** Quelle **
• • • •
Abweichende Meinungen? Nicht unbedingt

Wer es wagt, eine zur gesellschaftlichen Doktrin erhobene Weltanschauung öffentlichkeitswirksam zu kritisieren, muss mit starkem Gegenwind rechnen. Zielt die Kritik auf eine der erfolgreichsten Missionsbewegungen des 20. Jahrhunderts, ist besonderer Mut gefragt. Schnell gelangt der freie Diskurs an seine Grenzen und der Kritiker in die Defensive.

Er muss sich dann den Vorwurf gefallen lassen, intolerant und politisch reaktionär zu sein. Die emotionalen Reflexe laufen immer darauf hinaus, für den Schutzbedürftigen Partei zu ergreifen. Und Benachteiligung für sich und andere zu reklamieren ist allemal einfacher, als sie mit Argumenten zu entkräften. Dabei sind es oft einzelne Vorfälle oder Wortmeldungen, welche die medialen Wogen hochgehen lassen und kollektive Hysterien auslösen.

Nicht, dass es in der Gesellschaft keine Benachteiligungen von Einzelpersonen und auch von Gruppen gäbe. Nicht, dass es nicht legitim wäre, darauf aufmerksam zu machen und für Veränderungen einzutreten. Nur müssen in der öffentlichen Diskussion auch abweichende Meinungen in gleichem Maße ihren Platz haben. Zu entscheiden, ob Benachteiligungen tatsächlich struktureller Natur sind oder bloß vorgeschoben oder gar vorgetäuscht, erfordert eine sehr differenzierte Betrachtungsweise, die sich nicht mit ein paar Schlagworten abtun lässt. Dasselbe gilt auch für Gründe und Ursachen von Ungleichbehandlungen, die in vielen Fällen ihre Berechtigung haben.
• • • •
** Bereitgestellte Datensätze **

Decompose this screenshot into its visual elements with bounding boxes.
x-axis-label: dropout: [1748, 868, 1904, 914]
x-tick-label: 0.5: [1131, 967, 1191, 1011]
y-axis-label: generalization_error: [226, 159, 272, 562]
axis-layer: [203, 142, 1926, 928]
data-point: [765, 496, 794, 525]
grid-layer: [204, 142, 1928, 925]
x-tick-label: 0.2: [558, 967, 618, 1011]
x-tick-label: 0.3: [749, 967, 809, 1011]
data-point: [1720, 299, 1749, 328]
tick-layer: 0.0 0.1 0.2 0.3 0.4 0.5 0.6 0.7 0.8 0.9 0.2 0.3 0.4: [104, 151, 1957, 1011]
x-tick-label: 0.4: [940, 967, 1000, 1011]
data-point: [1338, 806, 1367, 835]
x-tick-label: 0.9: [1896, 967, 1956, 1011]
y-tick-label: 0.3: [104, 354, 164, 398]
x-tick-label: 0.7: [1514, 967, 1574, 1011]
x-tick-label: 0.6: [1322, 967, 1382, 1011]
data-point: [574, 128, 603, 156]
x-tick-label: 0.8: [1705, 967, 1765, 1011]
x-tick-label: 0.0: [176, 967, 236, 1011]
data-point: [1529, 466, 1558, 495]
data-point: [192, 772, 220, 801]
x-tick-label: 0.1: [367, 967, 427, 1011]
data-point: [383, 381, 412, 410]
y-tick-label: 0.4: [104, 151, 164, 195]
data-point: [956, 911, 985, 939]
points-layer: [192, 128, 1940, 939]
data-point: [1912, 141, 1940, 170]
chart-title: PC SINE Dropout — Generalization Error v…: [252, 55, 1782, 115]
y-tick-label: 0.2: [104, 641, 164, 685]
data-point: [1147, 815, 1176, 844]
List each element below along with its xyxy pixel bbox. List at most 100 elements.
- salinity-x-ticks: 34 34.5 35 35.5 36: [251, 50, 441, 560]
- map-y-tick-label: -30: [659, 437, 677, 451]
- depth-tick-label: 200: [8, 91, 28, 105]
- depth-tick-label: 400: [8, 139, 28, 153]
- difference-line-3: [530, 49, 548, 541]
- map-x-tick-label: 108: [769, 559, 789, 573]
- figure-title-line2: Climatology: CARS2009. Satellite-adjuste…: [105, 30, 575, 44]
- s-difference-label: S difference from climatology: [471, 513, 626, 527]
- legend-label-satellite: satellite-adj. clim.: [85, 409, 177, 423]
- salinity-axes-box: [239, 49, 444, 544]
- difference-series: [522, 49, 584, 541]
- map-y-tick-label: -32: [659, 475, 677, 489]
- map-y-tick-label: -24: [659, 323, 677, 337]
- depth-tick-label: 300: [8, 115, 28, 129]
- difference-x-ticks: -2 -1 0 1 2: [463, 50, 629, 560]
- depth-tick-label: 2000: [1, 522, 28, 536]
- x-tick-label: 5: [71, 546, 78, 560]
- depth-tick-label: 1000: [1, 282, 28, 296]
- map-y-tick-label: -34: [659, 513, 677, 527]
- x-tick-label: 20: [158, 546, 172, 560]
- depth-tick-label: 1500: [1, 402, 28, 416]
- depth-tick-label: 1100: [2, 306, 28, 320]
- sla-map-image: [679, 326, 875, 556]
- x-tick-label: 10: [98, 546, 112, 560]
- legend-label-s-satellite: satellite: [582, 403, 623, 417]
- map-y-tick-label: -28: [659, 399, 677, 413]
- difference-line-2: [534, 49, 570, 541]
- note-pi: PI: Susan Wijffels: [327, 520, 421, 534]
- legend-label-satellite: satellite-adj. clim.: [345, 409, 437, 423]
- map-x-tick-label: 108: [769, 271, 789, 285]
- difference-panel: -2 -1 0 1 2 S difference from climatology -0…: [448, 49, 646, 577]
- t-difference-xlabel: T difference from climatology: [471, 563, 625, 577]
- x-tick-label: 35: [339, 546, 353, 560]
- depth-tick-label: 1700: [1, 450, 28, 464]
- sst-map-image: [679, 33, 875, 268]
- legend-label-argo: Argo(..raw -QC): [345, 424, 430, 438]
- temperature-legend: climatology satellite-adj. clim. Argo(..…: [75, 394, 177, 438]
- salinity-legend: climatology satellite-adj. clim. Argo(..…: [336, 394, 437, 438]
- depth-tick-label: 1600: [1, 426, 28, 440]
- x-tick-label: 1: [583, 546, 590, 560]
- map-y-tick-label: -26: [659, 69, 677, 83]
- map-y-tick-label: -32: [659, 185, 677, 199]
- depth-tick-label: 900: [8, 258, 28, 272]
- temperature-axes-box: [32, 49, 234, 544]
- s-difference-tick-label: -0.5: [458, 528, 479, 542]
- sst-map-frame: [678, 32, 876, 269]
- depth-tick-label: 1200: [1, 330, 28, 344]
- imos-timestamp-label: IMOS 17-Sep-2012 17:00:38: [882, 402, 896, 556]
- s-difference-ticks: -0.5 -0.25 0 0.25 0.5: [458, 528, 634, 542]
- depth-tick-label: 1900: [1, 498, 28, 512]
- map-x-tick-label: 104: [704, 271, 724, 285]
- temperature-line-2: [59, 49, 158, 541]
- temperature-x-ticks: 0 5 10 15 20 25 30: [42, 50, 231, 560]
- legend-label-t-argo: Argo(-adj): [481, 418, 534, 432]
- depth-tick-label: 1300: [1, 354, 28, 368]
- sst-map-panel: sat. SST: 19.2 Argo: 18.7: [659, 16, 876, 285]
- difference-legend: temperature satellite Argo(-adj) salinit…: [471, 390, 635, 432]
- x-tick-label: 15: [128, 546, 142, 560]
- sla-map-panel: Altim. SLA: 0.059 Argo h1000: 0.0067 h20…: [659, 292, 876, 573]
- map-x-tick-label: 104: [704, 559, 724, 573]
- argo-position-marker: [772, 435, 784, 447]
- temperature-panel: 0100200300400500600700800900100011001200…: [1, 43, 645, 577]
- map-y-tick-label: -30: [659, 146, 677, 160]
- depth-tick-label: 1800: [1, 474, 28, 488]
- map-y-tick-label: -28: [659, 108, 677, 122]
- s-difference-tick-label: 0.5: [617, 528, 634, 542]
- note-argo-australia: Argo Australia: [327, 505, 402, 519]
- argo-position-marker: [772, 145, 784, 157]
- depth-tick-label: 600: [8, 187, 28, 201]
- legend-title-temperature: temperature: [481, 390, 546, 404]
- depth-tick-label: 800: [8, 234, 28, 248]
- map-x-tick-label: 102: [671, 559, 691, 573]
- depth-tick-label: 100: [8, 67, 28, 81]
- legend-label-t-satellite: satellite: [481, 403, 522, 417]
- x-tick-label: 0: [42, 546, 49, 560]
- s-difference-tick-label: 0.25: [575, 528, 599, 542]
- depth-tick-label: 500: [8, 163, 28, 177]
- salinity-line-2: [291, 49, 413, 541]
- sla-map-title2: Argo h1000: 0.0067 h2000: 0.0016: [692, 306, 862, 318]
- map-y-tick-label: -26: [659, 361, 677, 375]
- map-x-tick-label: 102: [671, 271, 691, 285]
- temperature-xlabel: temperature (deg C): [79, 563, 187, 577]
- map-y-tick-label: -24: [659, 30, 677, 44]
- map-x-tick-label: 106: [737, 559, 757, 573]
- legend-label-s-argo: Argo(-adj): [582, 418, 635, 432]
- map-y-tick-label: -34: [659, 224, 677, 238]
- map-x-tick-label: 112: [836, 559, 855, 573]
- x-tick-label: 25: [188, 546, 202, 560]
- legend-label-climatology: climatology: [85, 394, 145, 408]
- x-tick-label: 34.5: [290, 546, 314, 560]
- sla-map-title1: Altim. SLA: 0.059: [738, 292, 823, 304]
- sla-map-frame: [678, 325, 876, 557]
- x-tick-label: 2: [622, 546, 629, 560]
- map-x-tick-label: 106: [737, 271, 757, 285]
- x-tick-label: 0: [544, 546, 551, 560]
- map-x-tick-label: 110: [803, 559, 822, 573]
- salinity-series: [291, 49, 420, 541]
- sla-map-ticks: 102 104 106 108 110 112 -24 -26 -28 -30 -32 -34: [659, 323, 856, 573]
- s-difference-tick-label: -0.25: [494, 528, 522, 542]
• • • •
** Deine Aufgaben **
- 1) Aktualisiere den Abschnitt im Text über abweichende Meinungen, beginnend bei „Wer es wagt, eine“ und endend bei „in die Defensive.“, indem du „Gegenwind“ durch „Widerstand“ ersetzt.
- 2) Welchen Vorwurf muss sich der Kritiker laut dem Text über abweichende Meinungen gefallen lassen?
Die Datensätze stehen in keinem Zusammenhang mit dem Text über abweichende Meinungen.

** Lösungen **
- 1)
Wer es wagt, eine zur gesellschaftlichen Doktrin erhobene Weltanschauung öffentlichkeitswirksam zu kritisieren, muss mit starkem Widerstand rechnen. Zielt die Kritik auf eine der erfolgreichsten Missionsbewegungen des 20. Jahrhunderts, ist besonderer Mut gefragt. Schnell gelangt der freie Diskurs an seine Grenzen und der Kritiker in die Defensive.

- 2) Den Vorwurf, intolerant und politisch reaktionär zu sein.